- Prompt:
Pick out each line in these entries that contains the string "type".

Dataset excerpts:
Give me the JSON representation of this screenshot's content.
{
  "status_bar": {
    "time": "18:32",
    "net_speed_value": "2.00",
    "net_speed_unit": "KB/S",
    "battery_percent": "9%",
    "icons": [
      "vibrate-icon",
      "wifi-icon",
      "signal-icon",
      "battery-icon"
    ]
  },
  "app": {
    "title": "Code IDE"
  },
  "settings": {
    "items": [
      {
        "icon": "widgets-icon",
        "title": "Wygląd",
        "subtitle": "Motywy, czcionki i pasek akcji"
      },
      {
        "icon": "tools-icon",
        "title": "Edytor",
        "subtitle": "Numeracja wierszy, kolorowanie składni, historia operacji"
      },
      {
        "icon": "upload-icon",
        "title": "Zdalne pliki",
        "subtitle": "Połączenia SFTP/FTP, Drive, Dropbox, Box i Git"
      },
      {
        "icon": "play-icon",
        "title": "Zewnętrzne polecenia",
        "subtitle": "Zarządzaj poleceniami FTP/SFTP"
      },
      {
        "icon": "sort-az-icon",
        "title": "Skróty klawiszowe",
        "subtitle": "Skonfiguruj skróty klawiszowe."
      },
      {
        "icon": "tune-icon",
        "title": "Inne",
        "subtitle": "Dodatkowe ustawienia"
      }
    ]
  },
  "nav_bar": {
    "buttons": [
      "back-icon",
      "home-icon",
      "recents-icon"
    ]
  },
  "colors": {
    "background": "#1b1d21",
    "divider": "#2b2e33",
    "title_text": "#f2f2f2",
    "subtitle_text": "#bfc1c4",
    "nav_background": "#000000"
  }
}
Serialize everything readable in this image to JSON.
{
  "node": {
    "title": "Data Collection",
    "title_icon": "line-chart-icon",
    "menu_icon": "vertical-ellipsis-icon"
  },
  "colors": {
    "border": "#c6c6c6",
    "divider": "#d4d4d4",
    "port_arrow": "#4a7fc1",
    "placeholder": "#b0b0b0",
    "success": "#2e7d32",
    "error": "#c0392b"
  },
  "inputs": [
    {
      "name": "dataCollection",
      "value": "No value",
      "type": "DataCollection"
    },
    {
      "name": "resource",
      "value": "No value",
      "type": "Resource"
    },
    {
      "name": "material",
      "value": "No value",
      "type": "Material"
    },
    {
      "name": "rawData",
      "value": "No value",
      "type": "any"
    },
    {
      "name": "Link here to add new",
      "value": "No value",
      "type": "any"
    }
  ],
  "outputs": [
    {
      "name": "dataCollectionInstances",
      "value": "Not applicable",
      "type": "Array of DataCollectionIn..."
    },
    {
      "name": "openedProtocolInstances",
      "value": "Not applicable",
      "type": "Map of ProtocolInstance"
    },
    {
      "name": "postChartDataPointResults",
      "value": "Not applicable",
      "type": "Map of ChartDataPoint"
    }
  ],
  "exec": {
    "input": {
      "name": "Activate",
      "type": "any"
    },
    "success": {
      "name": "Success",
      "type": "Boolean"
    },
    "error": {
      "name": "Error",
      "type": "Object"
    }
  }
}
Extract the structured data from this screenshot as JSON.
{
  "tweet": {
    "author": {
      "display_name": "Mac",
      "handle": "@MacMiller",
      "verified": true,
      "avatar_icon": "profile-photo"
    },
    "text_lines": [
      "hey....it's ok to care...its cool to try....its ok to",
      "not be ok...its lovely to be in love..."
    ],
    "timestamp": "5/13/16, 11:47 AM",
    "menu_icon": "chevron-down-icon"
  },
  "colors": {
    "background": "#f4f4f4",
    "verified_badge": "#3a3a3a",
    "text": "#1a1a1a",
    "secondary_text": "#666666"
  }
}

- Output:
      "type": "DataCollection"
      "type": "Resource"
      "type": "Material"
      "type": "any"
      "type": "any"
      "type": "Array of DataCollectionIn..."
      "type": "Map of ProtocolInstance"
      "type": "Map of ChartDataPoint"
      "type": "any"
      "type": "Boolean"
      "type": "Object"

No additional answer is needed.